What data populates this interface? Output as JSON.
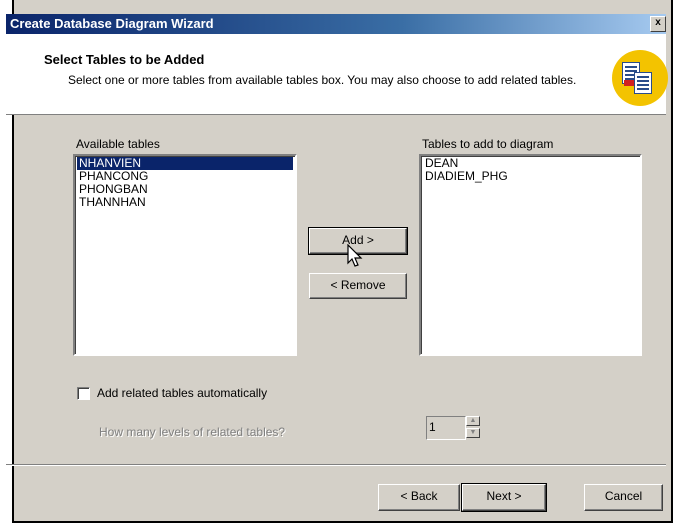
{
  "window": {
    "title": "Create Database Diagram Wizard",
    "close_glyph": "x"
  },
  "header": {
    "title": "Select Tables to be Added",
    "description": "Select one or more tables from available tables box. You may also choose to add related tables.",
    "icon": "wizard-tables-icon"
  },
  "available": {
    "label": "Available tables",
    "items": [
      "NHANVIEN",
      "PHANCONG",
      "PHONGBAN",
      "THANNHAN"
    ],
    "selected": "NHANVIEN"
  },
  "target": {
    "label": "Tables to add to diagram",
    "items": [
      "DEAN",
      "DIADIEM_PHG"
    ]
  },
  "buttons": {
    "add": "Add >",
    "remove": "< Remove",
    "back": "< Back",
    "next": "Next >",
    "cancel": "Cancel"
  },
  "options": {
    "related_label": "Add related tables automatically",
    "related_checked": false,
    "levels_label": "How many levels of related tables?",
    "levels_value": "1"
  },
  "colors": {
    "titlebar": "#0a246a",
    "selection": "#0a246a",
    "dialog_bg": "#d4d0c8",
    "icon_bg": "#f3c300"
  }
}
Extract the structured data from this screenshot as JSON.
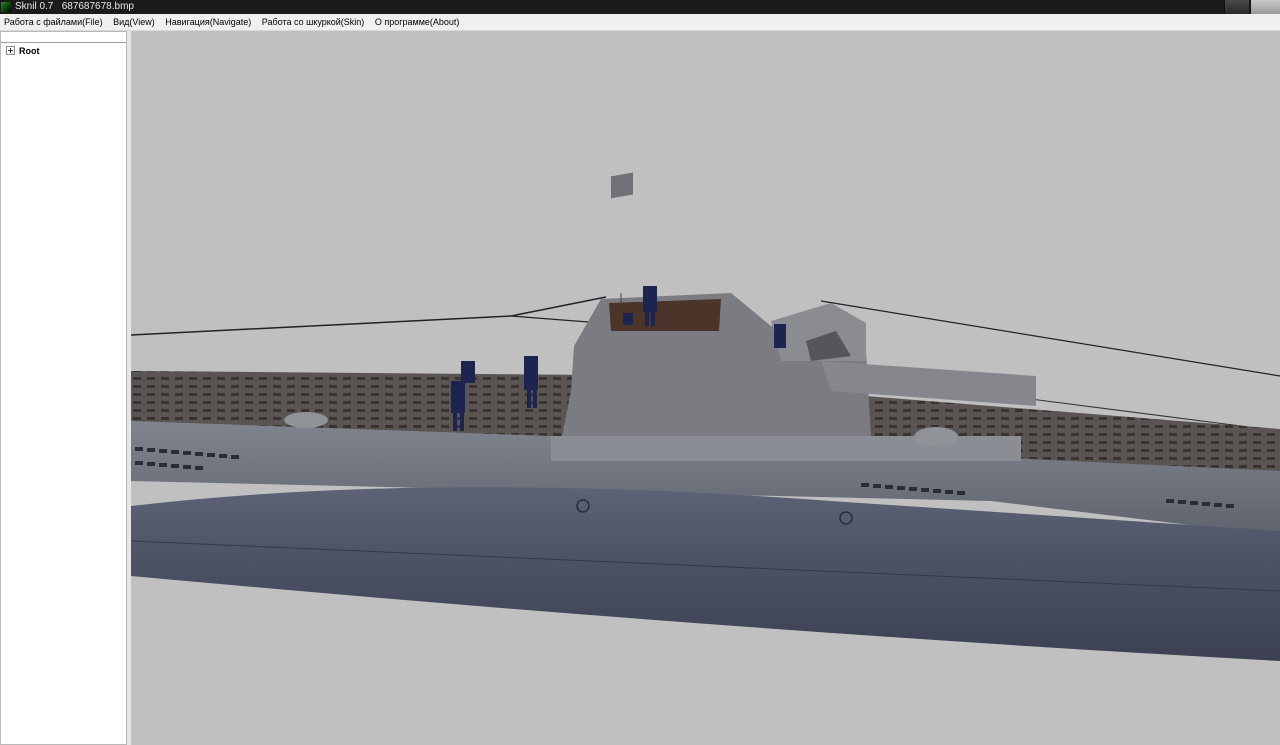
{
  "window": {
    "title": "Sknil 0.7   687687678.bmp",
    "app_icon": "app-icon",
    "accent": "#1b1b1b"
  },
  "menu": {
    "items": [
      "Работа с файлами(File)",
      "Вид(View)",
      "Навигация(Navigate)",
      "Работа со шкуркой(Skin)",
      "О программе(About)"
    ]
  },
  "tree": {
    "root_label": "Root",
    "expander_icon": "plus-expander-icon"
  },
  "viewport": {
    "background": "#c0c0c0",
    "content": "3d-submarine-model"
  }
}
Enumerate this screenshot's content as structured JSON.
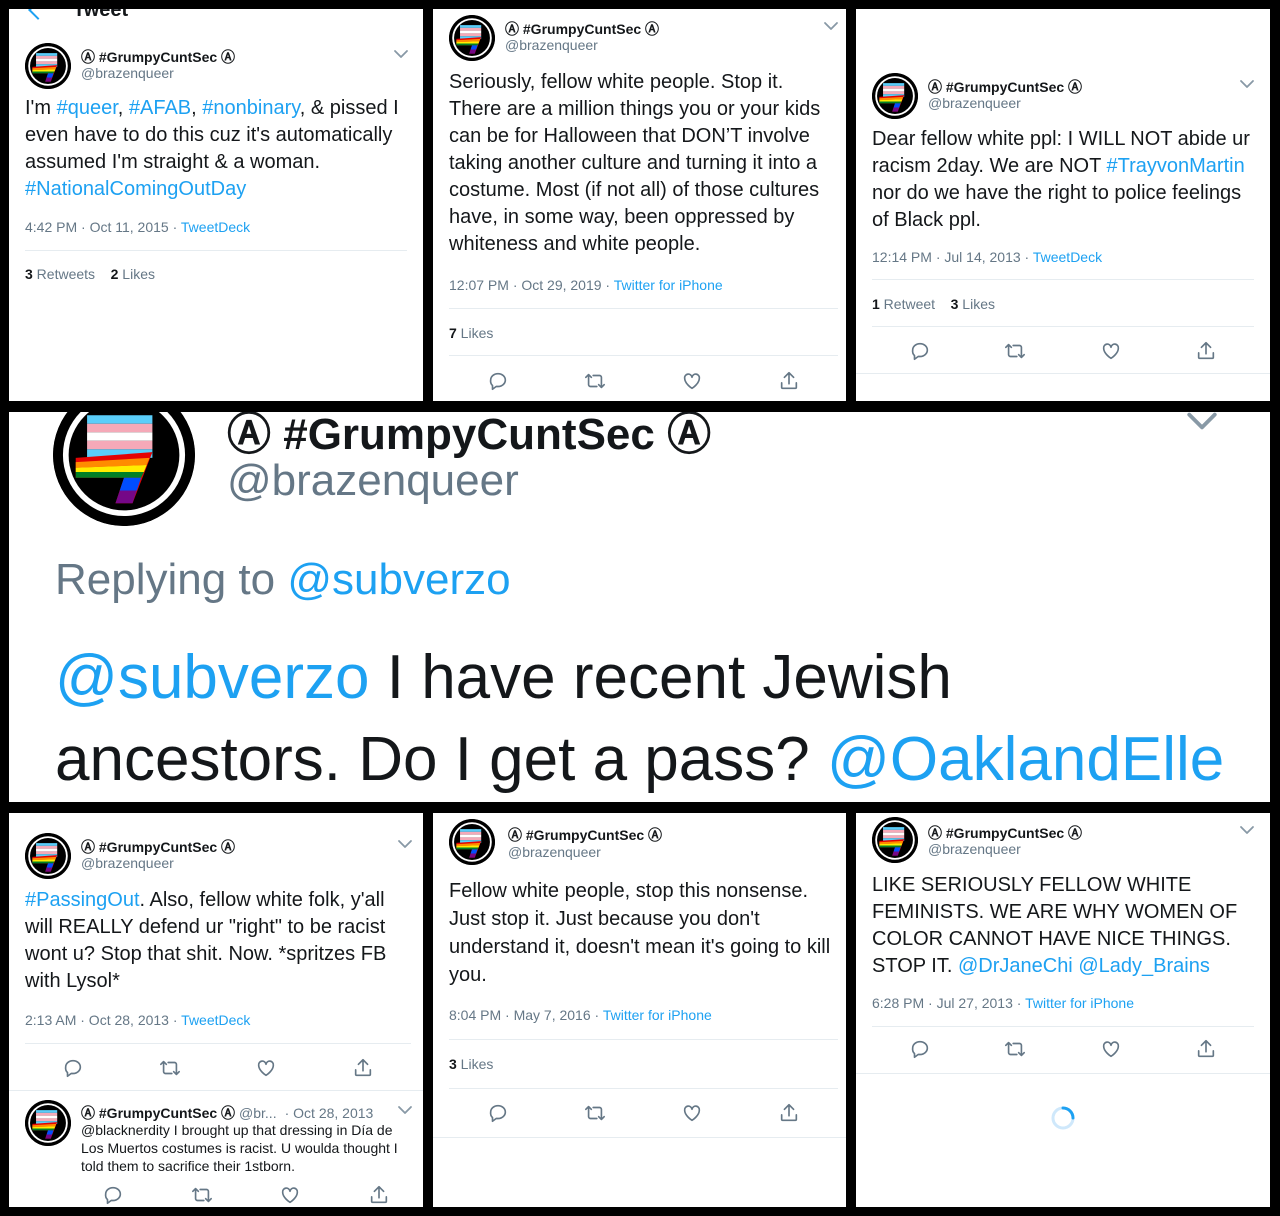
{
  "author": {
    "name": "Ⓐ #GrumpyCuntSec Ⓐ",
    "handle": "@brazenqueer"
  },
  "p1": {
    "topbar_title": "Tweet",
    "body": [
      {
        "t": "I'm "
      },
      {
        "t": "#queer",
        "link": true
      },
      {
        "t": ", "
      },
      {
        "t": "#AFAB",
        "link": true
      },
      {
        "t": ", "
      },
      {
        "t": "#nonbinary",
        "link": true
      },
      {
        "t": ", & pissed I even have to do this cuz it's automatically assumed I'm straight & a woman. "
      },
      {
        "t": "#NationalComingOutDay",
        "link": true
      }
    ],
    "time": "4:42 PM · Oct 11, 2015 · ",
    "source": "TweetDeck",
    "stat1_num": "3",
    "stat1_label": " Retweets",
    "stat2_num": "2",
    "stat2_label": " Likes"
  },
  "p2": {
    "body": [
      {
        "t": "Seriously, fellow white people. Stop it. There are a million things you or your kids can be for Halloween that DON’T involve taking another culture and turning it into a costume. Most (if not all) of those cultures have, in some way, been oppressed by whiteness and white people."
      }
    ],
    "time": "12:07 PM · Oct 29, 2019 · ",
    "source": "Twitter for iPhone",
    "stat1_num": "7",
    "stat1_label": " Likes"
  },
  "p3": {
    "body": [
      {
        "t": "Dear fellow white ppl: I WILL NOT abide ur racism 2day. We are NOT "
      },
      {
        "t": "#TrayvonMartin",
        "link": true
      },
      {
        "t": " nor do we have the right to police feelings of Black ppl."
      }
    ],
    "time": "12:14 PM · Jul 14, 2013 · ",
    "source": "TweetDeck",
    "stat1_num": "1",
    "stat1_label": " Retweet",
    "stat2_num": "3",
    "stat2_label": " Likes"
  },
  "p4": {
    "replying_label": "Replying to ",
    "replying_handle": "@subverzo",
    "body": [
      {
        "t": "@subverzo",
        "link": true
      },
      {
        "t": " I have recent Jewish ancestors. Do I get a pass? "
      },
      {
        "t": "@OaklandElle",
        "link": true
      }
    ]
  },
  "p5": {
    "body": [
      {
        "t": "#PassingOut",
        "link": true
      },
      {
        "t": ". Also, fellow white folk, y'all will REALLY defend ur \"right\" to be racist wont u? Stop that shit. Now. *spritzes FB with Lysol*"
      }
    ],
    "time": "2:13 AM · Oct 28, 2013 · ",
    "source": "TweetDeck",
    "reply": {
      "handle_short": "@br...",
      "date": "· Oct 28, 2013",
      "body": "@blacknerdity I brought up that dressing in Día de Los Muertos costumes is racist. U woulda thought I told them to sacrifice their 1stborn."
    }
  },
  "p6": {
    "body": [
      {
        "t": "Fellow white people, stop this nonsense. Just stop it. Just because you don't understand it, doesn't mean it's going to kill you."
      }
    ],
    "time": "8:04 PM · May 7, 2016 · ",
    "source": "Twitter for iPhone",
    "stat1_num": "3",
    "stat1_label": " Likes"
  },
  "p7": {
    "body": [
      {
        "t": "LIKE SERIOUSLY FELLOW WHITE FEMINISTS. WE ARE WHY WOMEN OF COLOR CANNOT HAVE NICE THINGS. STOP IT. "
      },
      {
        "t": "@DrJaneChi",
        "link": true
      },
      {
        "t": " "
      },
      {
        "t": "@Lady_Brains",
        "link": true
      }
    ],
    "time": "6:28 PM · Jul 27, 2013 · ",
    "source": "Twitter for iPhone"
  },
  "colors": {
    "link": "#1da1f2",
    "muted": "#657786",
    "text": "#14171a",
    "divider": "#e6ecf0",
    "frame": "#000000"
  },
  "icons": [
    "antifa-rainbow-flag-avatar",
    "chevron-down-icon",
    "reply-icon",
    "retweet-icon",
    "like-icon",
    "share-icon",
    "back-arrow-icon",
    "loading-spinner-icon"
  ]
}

What is asked » The data above needs to be retyped exactly, with the images left out.

Full response »
What data populates this interface? Output as JSON.
{
  "window": {
    "title": "Create Database Diagram Wizard",
    "close_glyph": "x"
  },
  "header": {
    "title": "Select Tables to be Added",
    "description": "Select one or more tables from available tables box. You may also choose to add related tables.",
    "icon": "wizard-tables-icon"
  },
  "available": {
    "label": "Available tables",
    "items": [
      "NHANVIEN",
      "PHANCONG",
      "PHONGBAN",
      "THANNHAN"
    ],
    "selected": "NHANVIEN"
  },
  "target": {
    "label": "Tables to add to diagram",
    "items": [
      "DEAN",
      "DIADIEM_PHG"
    ]
  },
  "buttons": {
    "add": "Add >",
    "remove": "< Remove",
    "back": "< Back",
    "next": "Next >",
    "cancel": "Cancel"
  },
  "options": {
    "related_label": "Add related tables automatically",
    "related_checked": false,
    "levels_label": "How many levels of related tables?",
    "levels_value": "1"
  },
  "colors": {
    "titlebar": "#0a246a",
    "selection": "#0a246a",
    "dialog_bg": "#d4d0c8",
    "icon_bg": "#f3c300"
  }
}
Extract the structured data from this screenshot as JSON.
{
  "window": {
    "title": "Sknil 0.7   687687678.bmp",
    "app_icon": "app-icon",
    "accent": "#1b1b1b"
  },
  "menu": {
    "items": [
      "Работа с файлами(File)",
      "Вид(View)",
      "Навигация(Navigate)",
      "Работа со шкуркой(Skin)",
      "О программе(About)"
    ]
  },
  "tree": {
    "root_label": "Root",
    "expander_icon": "plus-expander-icon"
  },
  "viewport": {
    "background": "#c0c0c0",
    "content": "3d-submarine-model"
  }
}
Enumerate this screenshot's content as structured JSON.
{
  "author": {
    "name": "Ⓐ #GrumpyCuntSec Ⓐ",
    "handle": "@brazenqueer"
  },
  "p1": {
    "topbar_title": "Tweet",
    "body": [
      {
        "t": "I'm "
      },
      {
        "t": "#queer",
        "link": true
      },
      {
        "t": ", "
      },
      {
        "t": "#AFAB",
        "link": true
      },
      {
        "t": ", "
      },
      {
        "t": "#nonbinary",
        "link": true
      },
      {
        "t": ", & pissed I even have to do this cuz it's automatically assumed I'm straight & a woman. "
      },
      {
        "t": "#NationalComingOutDay",
        "link": true
      }
    ],
    "time": "4:42 PM · Oct 11, 2015 · ",
    "source": "TweetDeck",
    "stat1_num": "3",
    "stat1_label": " Retweets",
    "stat2_num": "2",
    "stat2_label": " Likes"
  },
  "p2": {
    "body": [
      {
        "t": "Seriously, fellow white people. Stop it. There are a million things you or your kids can be for Halloween that DON’T involve taking another culture and turning it into a costume. Most (if not all) of those cultures have, in some way, been oppressed by whiteness and white people."
      }
    ],
    "time": "12:07 PM · Oct 29, 2019 · ",
    "source": "Twitter for iPhone",
    "stat1_num": "7",
    "stat1_label": " Likes"
  },
  "p3": {
    "body": [
      {
        "t": "Dear fellow white ppl: I WILL NOT abide ur racism 2day. We are NOT "
      },
      {
        "t": "#TrayvonMartin",
        "link": true
      },
      {
        "t": " nor do we have the right to police feelings of Black ppl."
      }
    ],
    "time": "12:14 PM · Jul 14, 2013 · ",
    "source": "TweetDeck",
    "stat1_num": "1",
    "stat1_label": " Retweet",
    "stat2_num": "3",
    "stat2_label": " Likes"
  },
  "p4": {
    "replying_label": "Replying to ",
    "replying_handle": "@subverzo",
    "body": [
      {
        "t": "@subverzo",
        "link": true
      },
      {
        "t": " I have recent Jewish ancestors. Do I get a pass? "
      },
      {
        "t": "@OaklandElle",
        "link": true
      }
    ]
  },
  "p5": {
    "body": [
      {
        "t": "#PassingOut",
        "link": true
      },
      {
        "t": ". Also, fellow white folk, y'all will REALLY defend ur \"right\" to be racist wont u? Stop that shit. Now. *spritzes FB with Lysol*"
      }
    ],
    "time": "2:13 AM · Oct 28, 2013 · ",
    "source": "TweetDeck",
    "reply": {
      "handle_short": "@br...",
      "date": "· Oct 28, 2013",
      "body": "@blacknerdity I brought up that dressing in Día de Los Muertos costumes is racist. U woulda thought I told them to sacrifice their 1stborn."
    }
  },
  "p6": {
    "body": [
      {
        "t": "Fellow white people, stop this nonsense. Just stop it. Just because you don't understand it, doesn't mean it's going to kill you."
      }
    ],
    "time": "8:04 PM · May 7, 2016 · ",
    "source": "Twitter for iPhone",
    "stat1_num": "3",
    "stat1_label": " Likes"
  },
  "p7": {
    "body": [
      {
        "t": "LIKE SERIOUSLY FELLOW WHITE FEMINISTS. WE ARE WHY WOMEN OF COLOR CANNOT HAVE NICE THINGS. STOP IT. "
      },
      {
        "t": "@DrJaneChi",
        "link": true
      },
      {
        "t": " "
      },
      {
        "t": "@Lady_Brains",
        "link": true
      }
    ],
    "time": "6:28 PM · Jul 27, 2013 · ",
    "source": "Twitter for iPhone"
  },
  "colors": {
    "link": "#1da1f2",
    "muted": "#657786",
    "text": "#14171a",
    "divider": "#e6ecf0",
    "frame": "#000000"
  },
  "icons": [
    "antifa-rainbow-flag-avatar",
    "chevron-down-icon",
    "reply-icon",
    "retweet-icon",
    "like-icon",
    "share-icon",
    "back-arrow-icon",
    "loading-spinner-icon"
  ]
}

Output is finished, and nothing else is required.